In the listing below, find every line with the string "https" and pull it out.

* RAW RECORDS
[Start]

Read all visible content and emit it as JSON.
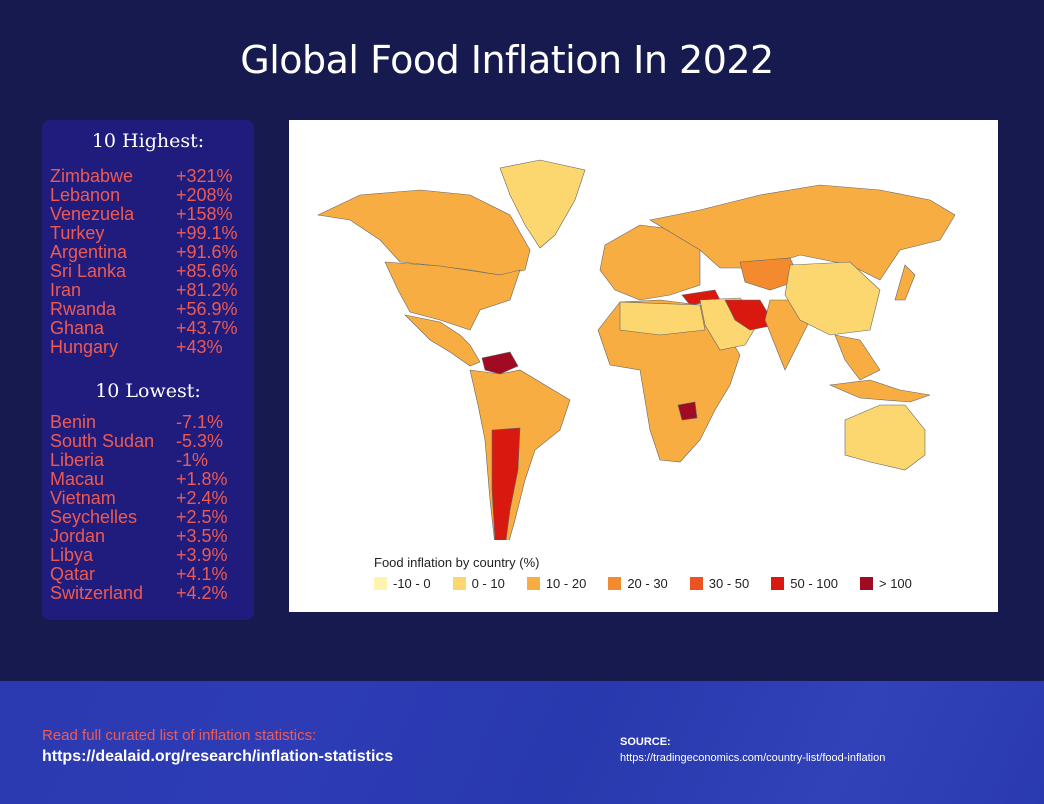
{
  "title": "Global Food Inflation In 2022",
  "highest": {
    "heading": "10 Highest:",
    "items": [
      {
        "country": "Zimbabwe",
        "value": "+321%"
      },
      {
        "country": "Lebanon",
        "value": "+208%"
      },
      {
        "country": "Venezuela",
        "value": "+158%"
      },
      {
        "country": "Turkey",
        "value": "+99.1%"
      },
      {
        "country": "Argentina",
        "value": "+91.6%"
      },
      {
        "country": "Sri Lanka",
        "value": "+85.6%"
      },
      {
        "country": "Iran",
        "value": "+81.2%"
      },
      {
        "country": "Rwanda",
        "value": "+56.9%"
      },
      {
        "country": "Ghana",
        "value": "+43.7%"
      },
      {
        "country": "Hungary",
        "value": "+43%"
      }
    ]
  },
  "lowest": {
    "heading": "10 Lowest:",
    "items": [
      {
        "country": "Benin",
        "value": "-7.1%"
      },
      {
        "country": "South Sudan",
        "value": "-5.3%"
      },
      {
        "country": "Liberia",
        "value": "-1%"
      },
      {
        "country": "Macau",
        "value": "+1.8%"
      },
      {
        "country": "Vietnam",
        "value": "+2.4%"
      },
      {
        "country": "Seychelles",
        "value": "+2.5%"
      },
      {
        "country": "Jordan",
        "value": "+3.5%"
      },
      {
        "country": "Libya",
        "value": "+3.9%"
      },
      {
        "country": "Qatar",
        "value": "+4.1%"
      },
      {
        "country": "Switzerland",
        "value": "+4.2%"
      }
    ]
  },
  "chart_data": {
    "type": "choropleth-map",
    "legend_title": "Food inflation by country (%)",
    "legend_placement": "bottom-left",
    "bins": [
      {
        "label": "-10 - 0",
        "color": "#fff3b0"
      },
      {
        "label": "0 - 10",
        "color": "#fcd66e"
      },
      {
        "label": "10 - 20",
        "color": "#f7ad41"
      },
      {
        "label": "20 - 30",
        "color": "#f48a2e"
      },
      {
        "label": "30 - 50",
        "color": "#ec5222"
      },
      {
        "label": "50 - 100",
        "color": "#d9190f"
      },
      {
        "label": "> 100",
        "color": "#a00a22"
      }
    ]
  },
  "footer": {
    "cta": "Read full curated list of inflation statistics:",
    "cta_link": "https://dealaid.org/research/inflation-statistics",
    "source_label": "SOURCE:",
    "source_link": "https://tradingeconomics.com/country-list/food-inflation"
  }
}
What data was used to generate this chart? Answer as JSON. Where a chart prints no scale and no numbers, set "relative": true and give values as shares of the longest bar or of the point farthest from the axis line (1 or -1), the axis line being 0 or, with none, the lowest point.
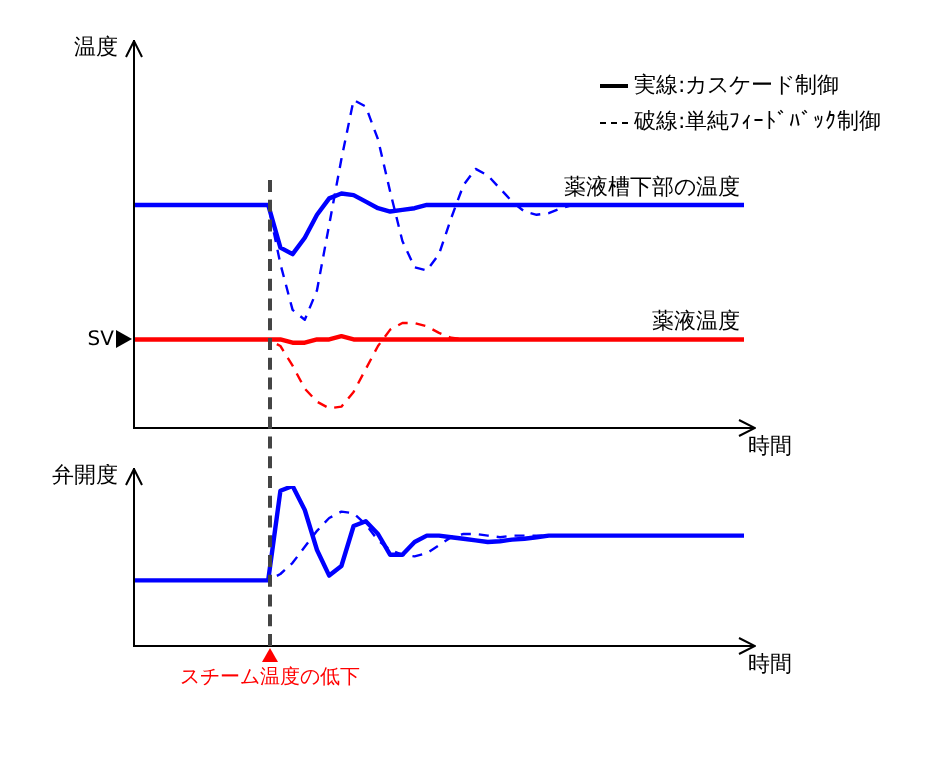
{
  "chart_data": [
    {
      "type": "line",
      "relative": true,
      "ylabel": "温度",
      "xlabel": "時間",
      "categories": [
        null,
        null,
        null,
        null,
        null,
        null,
        null,
        null,
        null,
        null,
        null,
        null,
        null,
        null,
        null,
        null,
        null,
        null,
        null,
        null,
        null,
        null,
        null,
        null,
        null,
        null,
        null,
        null,
        null,
        null,
        null,
        null,
        null,
        null,
        null,
        null,
        null,
        null,
        null,
        null,
        null,
        null,
        null,
        null,
        null,
        null,
        null,
        null,
        null,
        null,
        null
      ],
      "series": [
        {
          "name": "薬液槽下部の温度",
          "color": "#0000ff",
          "line_style": "solid",
          "values": [
            0.68,
            0.68,
            0.68,
            0.68,
            0.68,
            0.68,
            0.68,
            0.68,
            0.68,
            0.68,
            0.68,
            0.68,
            0.55,
            0.53,
            0.58,
            0.65,
            0.7,
            0.715,
            0.71,
            0.69,
            0.67,
            0.66,
            0.665,
            0.67,
            0.68,
            0.68,
            0.68,
            0.68,
            0.68,
            0.68,
            0.68,
            0.68,
            0.68,
            0.68,
            0.68,
            0.68,
            0.68,
            0.68,
            0.68,
            0.68,
            0.68,
            0.68,
            0.68,
            0.68,
            0.68,
            0.68,
            0.68,
            0.68,
            0.68,
            0.68,
            0.68
          ]
        },
        {
          "color": "#0000ff",
          "line_style": "dashed",
          "values": [
            0.68,
            0.68,
            0.68,
            0.68,
            0.68,
            0.68,
            0.68,
            0.68,
            0.68,
            0.68,
            0.68,
            0.68,
            0.5,
            0.36,
            0.33,
            0.42,
            0.62,
            0.82,
            1.0,
            0.98,
            0.88,
            0.72,
            0.57,
            0.49,
            0.48,
            0.53,
            0.64,
            0.74,
            0.79,
            0.77,
            0.73,
            0.69,
            0.66,
            0.65,
            0.655,
            0.67,
            0.68,
            0.68,
            0.68,
            0.68,
            0.68,
            0.68,
            0.68,
            0.68,
            0.68,
            0.68,
            0.68,
            0.68,
            0.68,
            0.68,
            0.68
          ]
        },
        {
          "name": "薬液温度",
          "color": "#ff0000",
          "line_style": "solid",
          "values": [
            0.27,
            0.27,
            0.27,
            0.27,
            0.27,
            0.27,
            0.27,
            0.27,
            0.27,
            0.27,
            0.27,
            0.27,
            0.27,
            0.26,
            0.26,
            0.27,
            0.27,
            0.28,
            0.27,
            0.27,
            0.27,
            0.27,
            0.27,
            0.27,
            0.27,
            0.27,
            0.27,
            0.27,
            0.27,
            0.27,
            0.27,
            0.27,
            0.27,
            0.27,
            0.27,
            0.27,
            0.27,
            0.27,
            0.27,
            0.27,
            0.27,
            0.27,
            0.27,
            0.27,
            0.27,
            0.27,
            0.27,
            0.27,
            0.27,
            0.27,
            0.27
          ]
        },
        {
          "color": "#ff0000",
          "line_style": "dashed",
          "values": [
            0.27,
            0.27,
            0.27,
            0.27,
            0.27,
            0.27,
            0.27,
            0.27,
            0.27,
            0.27,
            0.27,
            0.27,
            0.25,
            0.19,
            0.12,
            0.08,
            0.06,
            0.065,
            0.11,
            0.18,
            0.25,
            0.3,
            0.32,
            0.32,
            0.31,
            0.29,
            0.275,
            0.27,
            0.27,
            0.27,
            0.27,
            0.27,
            0.27,
            0.27,
            0.27,
            0.27,
            0.27,
            0.27,
            0.27,
            0.27,
            0.27,
            0.27,
            0.27,
            0.27,
            0.27,
            0.27,
            0.27,
            0.27,
            0.27,
            0.27,
            0.27
          ]
        }
      ],
      "annotations": [
        "実線:カスケード制御",
        "破線:単純ﾌｨｰﾄﾞﾊﾞｯｸ制御",
        "SV"
      ]
    },
    {
      "type": "line",
      "relative": true,
      "ylabel": "弁開度",
      "xlabel": "時間",
      "categories": [
        null,
        null,
        null,
        null,
        null,
        null,
        null,
        null,
        null,
        null,
        null,
        null,
        null,
        null,
        null,
        null,
        null,
        null,
        null,
        null,
        null,
        null,
        null,
        null,
        null,
        null,
        null,
        null,
        null,
        null,
        null,
        null,
        null,
        null,
        null,
        null,
        null,
        null,
        null,
        null,
        null,
        null,
        null,
        null,
        null,
        null,
        null,
        null,
        null,
        null,
        null
      ],
      "series": [
        {
          "color": "#0000ff",
          "line_style": "solid",
          "values": [
            0.41,
            0.41,
            0.41,
            0.41,
            0.41,
            0.41,
            0.41,
            0.41,
            0.41,
            0.41,
            0.41,
            0.41,
            0.97,
            1.0,
            0.85,
            0.6,
            0.44,
            0.5,
            0.75,
            0.78,
            0.7,
            0.57,
            0.57,
            0.65,
            0.69,
            0.69,
            0.68,
            0.67,
            0.66,
            0.65,
            0.655,
            0.665,
            0.67,
            0.68,
            0.69,
            0.69,
            0.69,
            0.69,
            0.69,
            0.69,
            0.69,
            0.69,
            0.69,
            0.69,
            0.69,
            0.69,
            0.69,
            0.69,
            0.69,
            0.69,
            0.69
          ]
        },
        {
          "color": "#0000ff",
          "line_style": "dashed",
          "values": [
            0.41,
            0.41,
            0.41,
            0.41,
            0.41,
            0.41,
            0.41,
            0.41,
            0.41,
            0.41,
            0.41,
            0.41,
            0.45,
            0.52,
            0.62,
            0.72,
            0.8,
            0.84,
            0.83,
            0.76,
            0.66,
            0.6,
            0.57,
            0.56,
            0.58,
            0.63,
            0.68,
            0.7,
            0.7,
            0.69,
            0.68,
            0.69,
            0.69,
            0.69,
            0.69,
            0.69,
            0.69,
            0.69,
            0.69,
            0.69,
            0.69,
            0.69,
            0.69,
            0.69,
            0.69,
            0.69,
            0.69,
            0.69,
            0.69,
            0.69,
            0.69
          ]
        }
      ],
      "annotations": [
        "スチーム温度の低下"
      ]
    }
  ]
}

[End]

* COMPLETE RESPONSE
    "cta_link": "https://dealaid.org/research/inflation-statistics",
    "source_link": "https://tradingeconomics.com/country-list/food-inflation"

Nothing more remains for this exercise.